> **Exercise prompt**: Pull out each line of the material that contains the string "Checker". Treat uppercase and lowercase letters as different.
======== Task inputs
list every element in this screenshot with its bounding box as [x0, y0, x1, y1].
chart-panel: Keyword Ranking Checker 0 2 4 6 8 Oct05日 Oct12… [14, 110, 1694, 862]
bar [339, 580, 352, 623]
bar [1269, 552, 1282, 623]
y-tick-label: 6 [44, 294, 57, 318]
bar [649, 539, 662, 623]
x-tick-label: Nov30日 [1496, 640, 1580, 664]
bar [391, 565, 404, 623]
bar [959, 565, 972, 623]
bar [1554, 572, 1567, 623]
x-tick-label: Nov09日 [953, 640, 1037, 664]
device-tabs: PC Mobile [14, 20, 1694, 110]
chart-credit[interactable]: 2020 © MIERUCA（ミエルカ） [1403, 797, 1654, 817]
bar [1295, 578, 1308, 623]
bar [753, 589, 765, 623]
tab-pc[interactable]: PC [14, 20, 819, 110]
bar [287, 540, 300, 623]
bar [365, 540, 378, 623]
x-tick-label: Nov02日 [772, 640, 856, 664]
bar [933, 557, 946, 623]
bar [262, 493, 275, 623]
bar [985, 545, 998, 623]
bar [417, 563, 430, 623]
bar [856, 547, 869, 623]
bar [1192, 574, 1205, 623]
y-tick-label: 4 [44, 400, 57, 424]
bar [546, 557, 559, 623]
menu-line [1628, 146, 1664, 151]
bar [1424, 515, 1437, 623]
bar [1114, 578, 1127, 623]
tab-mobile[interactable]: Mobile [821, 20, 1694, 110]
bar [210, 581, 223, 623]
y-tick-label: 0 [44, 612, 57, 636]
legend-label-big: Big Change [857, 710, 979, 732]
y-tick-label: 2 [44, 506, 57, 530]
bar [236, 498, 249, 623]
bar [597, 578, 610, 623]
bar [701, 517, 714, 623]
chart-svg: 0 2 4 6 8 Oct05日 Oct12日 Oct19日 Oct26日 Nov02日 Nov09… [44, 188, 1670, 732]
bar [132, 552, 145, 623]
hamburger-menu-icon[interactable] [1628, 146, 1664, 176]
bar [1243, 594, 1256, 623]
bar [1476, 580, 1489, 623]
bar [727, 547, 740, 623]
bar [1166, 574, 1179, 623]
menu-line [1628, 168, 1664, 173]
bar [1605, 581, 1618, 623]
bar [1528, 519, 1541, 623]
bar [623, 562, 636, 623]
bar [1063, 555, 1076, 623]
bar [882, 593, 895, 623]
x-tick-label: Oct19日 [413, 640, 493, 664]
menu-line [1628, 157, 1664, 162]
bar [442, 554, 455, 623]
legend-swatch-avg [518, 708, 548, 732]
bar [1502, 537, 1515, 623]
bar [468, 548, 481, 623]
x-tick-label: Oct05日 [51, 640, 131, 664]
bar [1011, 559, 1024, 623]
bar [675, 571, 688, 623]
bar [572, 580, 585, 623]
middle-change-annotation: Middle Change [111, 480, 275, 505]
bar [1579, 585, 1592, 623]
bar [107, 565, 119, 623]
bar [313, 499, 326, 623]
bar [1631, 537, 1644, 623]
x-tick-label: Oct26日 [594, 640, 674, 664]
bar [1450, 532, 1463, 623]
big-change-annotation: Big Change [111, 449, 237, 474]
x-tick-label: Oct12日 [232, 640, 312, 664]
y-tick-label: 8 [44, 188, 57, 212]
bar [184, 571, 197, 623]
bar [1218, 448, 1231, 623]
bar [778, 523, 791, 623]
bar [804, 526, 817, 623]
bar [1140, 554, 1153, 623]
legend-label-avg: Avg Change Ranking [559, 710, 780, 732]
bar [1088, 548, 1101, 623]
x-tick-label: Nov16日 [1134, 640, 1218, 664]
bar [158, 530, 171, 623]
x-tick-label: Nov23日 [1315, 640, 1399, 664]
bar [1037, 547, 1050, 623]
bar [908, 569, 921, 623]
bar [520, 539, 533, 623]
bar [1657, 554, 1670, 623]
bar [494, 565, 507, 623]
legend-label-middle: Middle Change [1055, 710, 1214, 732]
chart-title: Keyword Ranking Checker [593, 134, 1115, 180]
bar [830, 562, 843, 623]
================
> **Response**:
chart-panel: Keyword Ranking Checker 0 2 4 6 8 Oct05日 Oct12… [14, 110, 1694, 862]
chart-title: Keyword Ranking Checker [593, 134, 1115, 180]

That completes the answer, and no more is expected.